INSTRUCTIONS FOR THE TASK –
In the listing that follows, count every line with the word "유아들이" in it and write only the total.

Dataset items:
#####
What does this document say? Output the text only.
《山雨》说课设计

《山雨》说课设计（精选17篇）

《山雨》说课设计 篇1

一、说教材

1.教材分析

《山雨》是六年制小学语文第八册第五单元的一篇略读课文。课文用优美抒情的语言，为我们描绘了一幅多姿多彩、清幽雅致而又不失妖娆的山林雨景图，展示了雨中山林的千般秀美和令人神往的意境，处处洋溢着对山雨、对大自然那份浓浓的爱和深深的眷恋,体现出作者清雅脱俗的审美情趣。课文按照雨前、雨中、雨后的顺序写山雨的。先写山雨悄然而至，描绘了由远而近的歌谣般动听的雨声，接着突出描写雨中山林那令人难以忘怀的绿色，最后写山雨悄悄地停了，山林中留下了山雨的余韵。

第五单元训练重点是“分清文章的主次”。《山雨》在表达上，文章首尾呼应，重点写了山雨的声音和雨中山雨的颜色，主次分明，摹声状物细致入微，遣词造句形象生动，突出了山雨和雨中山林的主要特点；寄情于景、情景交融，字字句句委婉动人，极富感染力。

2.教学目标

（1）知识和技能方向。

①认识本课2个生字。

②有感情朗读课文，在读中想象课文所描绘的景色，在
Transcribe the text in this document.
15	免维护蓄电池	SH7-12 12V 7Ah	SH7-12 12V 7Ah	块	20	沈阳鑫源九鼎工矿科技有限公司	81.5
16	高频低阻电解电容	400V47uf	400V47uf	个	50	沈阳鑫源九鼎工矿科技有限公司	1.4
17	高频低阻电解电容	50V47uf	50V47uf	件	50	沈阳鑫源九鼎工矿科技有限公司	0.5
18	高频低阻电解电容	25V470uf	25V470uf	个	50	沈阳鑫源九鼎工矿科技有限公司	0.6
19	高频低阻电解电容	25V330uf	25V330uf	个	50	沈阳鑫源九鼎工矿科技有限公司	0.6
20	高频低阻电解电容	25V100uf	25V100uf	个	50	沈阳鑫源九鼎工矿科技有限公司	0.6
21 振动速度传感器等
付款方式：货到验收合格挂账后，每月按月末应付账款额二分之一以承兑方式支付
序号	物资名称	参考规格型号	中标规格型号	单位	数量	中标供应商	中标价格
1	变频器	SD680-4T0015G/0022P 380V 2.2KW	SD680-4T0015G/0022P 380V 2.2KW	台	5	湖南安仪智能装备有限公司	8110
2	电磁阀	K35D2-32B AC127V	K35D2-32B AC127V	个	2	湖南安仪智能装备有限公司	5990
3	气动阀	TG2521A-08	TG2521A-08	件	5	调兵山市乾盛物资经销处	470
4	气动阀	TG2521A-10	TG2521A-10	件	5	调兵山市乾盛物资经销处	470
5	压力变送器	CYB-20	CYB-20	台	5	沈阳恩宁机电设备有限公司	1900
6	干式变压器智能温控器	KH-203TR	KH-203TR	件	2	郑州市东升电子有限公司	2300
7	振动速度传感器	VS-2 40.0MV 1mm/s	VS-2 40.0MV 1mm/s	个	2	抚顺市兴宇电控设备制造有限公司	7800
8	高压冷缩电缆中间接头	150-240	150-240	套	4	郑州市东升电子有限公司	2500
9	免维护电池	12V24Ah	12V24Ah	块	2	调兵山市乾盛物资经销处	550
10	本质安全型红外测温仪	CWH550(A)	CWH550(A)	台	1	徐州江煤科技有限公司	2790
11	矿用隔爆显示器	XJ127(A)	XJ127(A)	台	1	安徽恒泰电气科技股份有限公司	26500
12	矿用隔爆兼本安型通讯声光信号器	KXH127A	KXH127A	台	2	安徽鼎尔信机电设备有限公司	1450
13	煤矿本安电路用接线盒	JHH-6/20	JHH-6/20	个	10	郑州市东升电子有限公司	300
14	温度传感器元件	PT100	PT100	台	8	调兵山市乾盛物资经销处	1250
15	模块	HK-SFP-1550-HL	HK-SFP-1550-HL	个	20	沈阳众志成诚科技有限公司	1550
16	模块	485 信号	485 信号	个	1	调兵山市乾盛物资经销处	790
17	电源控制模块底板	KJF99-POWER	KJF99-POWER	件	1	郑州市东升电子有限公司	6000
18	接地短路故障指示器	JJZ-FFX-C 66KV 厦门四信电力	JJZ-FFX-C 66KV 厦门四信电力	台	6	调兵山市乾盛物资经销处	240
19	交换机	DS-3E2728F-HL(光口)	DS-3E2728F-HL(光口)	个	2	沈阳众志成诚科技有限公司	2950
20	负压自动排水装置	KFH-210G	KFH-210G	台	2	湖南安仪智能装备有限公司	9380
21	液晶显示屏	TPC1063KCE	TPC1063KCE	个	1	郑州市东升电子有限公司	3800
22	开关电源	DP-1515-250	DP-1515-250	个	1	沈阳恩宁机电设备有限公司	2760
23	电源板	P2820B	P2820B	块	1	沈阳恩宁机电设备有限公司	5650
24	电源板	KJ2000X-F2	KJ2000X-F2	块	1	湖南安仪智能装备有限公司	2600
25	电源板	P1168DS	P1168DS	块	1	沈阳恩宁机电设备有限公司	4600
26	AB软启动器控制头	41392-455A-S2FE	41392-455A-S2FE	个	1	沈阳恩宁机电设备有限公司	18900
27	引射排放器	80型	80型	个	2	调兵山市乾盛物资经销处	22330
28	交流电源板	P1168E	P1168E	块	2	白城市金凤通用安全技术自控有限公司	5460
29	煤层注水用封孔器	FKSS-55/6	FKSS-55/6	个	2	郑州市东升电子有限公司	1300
#####
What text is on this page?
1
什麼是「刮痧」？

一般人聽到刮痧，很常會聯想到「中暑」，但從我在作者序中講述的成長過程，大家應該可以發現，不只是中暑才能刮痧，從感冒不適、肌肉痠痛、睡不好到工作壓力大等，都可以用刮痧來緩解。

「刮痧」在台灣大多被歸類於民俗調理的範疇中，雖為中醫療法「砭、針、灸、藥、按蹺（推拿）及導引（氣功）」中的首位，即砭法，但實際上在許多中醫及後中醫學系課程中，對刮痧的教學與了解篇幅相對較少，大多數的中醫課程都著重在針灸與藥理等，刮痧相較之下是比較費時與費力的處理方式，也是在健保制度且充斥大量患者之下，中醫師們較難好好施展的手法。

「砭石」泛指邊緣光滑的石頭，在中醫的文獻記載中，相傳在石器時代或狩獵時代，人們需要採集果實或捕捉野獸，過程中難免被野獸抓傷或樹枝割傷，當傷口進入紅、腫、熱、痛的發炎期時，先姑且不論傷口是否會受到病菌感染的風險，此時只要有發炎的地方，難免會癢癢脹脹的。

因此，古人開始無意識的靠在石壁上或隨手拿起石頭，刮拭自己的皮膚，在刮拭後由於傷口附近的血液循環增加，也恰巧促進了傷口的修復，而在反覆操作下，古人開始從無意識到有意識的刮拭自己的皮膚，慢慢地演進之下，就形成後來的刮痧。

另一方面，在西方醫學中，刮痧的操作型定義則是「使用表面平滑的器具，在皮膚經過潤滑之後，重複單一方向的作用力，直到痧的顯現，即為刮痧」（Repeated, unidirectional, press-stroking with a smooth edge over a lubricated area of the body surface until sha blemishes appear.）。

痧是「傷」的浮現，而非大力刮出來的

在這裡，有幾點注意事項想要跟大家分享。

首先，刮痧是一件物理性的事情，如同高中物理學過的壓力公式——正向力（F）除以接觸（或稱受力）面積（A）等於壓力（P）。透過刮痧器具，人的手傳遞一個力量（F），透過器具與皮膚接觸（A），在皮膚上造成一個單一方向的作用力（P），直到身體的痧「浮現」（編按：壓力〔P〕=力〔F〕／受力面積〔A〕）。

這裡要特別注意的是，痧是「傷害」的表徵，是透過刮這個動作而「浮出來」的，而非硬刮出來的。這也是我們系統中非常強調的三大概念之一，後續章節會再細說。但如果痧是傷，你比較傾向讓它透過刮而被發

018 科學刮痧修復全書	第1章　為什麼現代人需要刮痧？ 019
#####
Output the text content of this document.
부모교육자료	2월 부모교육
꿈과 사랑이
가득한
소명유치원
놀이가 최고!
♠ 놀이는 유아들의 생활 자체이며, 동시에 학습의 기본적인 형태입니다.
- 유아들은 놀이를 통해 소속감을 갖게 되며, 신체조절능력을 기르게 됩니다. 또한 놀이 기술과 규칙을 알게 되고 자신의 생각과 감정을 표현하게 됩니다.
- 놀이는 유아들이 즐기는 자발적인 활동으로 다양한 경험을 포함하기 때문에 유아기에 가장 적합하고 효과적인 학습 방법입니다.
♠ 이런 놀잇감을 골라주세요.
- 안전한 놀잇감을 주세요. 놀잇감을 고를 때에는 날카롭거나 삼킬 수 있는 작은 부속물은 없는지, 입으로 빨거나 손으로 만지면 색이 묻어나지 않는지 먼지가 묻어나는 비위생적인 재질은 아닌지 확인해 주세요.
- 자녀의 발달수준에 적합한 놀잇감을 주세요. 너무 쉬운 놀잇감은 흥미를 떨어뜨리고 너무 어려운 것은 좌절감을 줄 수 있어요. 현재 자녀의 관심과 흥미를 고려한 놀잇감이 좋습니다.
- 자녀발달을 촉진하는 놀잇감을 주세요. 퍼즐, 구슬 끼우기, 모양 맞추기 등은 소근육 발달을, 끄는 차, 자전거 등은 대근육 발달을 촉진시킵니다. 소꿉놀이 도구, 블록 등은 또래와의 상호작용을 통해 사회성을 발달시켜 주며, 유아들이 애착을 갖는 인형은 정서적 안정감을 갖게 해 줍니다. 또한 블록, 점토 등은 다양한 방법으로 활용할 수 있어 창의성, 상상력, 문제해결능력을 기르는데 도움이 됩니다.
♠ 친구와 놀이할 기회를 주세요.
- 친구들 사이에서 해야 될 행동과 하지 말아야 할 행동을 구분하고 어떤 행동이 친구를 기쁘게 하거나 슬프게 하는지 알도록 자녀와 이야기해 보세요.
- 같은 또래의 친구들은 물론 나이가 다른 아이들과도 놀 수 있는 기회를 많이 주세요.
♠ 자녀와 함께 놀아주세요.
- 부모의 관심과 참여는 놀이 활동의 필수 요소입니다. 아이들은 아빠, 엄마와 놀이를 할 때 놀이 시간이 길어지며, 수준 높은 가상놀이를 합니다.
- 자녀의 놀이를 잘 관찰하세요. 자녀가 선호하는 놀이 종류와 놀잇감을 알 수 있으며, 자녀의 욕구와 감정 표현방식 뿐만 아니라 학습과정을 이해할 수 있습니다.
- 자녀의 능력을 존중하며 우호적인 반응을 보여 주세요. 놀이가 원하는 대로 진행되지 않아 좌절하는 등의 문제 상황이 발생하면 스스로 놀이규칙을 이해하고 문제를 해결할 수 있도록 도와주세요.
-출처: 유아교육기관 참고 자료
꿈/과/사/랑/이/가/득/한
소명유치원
#####
ANSWER FOR THIS EXERCISE –
2